Dataset rows:
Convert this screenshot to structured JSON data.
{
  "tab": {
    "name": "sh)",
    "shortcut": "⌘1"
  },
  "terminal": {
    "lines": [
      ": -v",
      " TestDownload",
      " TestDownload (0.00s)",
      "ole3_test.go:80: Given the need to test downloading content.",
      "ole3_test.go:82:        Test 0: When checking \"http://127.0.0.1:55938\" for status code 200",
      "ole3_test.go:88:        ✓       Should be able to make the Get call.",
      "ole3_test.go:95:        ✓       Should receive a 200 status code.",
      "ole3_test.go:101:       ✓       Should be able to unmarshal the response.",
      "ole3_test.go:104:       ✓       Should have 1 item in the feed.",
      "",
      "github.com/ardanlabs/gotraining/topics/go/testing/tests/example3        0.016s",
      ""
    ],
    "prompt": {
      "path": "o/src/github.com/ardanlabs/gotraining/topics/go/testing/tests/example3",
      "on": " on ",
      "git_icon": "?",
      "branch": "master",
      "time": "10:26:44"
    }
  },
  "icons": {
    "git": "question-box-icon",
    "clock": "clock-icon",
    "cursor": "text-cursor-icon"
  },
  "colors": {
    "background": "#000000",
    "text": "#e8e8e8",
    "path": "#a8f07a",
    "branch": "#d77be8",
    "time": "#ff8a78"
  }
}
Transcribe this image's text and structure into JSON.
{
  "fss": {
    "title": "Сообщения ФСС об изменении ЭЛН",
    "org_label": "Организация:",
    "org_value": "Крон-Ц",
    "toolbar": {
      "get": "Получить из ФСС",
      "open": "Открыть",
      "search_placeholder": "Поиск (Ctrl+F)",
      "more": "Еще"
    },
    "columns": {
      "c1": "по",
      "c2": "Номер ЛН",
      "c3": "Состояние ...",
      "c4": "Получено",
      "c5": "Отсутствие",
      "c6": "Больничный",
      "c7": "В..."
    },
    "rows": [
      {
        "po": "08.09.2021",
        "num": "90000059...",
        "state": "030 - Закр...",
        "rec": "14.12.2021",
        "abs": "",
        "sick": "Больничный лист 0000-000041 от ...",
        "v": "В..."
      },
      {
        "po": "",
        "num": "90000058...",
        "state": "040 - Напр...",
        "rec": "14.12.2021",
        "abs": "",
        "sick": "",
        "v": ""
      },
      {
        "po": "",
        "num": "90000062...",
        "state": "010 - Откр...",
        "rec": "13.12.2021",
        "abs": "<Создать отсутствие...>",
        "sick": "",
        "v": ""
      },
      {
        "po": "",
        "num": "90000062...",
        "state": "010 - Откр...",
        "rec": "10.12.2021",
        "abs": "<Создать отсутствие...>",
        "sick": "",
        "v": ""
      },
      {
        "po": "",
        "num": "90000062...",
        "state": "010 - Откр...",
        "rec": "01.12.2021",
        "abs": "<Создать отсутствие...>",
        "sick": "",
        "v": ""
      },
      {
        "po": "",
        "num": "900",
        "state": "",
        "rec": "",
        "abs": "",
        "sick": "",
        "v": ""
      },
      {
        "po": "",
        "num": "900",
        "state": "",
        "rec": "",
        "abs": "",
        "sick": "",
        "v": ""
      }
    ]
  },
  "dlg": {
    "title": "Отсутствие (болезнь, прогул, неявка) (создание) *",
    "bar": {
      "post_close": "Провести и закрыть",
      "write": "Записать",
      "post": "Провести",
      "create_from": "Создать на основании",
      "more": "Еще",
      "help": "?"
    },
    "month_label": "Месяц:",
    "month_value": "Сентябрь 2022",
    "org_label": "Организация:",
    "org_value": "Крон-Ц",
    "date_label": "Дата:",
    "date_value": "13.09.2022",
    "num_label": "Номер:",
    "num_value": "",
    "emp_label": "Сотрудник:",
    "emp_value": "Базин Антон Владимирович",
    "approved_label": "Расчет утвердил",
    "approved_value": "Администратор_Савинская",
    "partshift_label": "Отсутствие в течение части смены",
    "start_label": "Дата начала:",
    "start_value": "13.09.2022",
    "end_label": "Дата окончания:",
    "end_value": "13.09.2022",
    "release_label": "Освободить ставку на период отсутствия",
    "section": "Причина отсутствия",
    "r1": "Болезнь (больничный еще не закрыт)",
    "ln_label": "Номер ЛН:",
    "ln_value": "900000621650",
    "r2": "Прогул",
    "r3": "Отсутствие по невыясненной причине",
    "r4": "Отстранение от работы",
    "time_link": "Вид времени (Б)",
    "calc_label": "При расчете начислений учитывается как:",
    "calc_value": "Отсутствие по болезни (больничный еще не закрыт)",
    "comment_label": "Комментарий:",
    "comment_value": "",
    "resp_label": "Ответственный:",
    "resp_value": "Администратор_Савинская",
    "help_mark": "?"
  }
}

**Challenge**: Looking at the data above, show all lines where the word "text" occurs.

**Result for this task**:
    "cursor": "text-cursor-icon"
    "text": "#e8e8e8",
Transcribe this image's text and structure into JSON.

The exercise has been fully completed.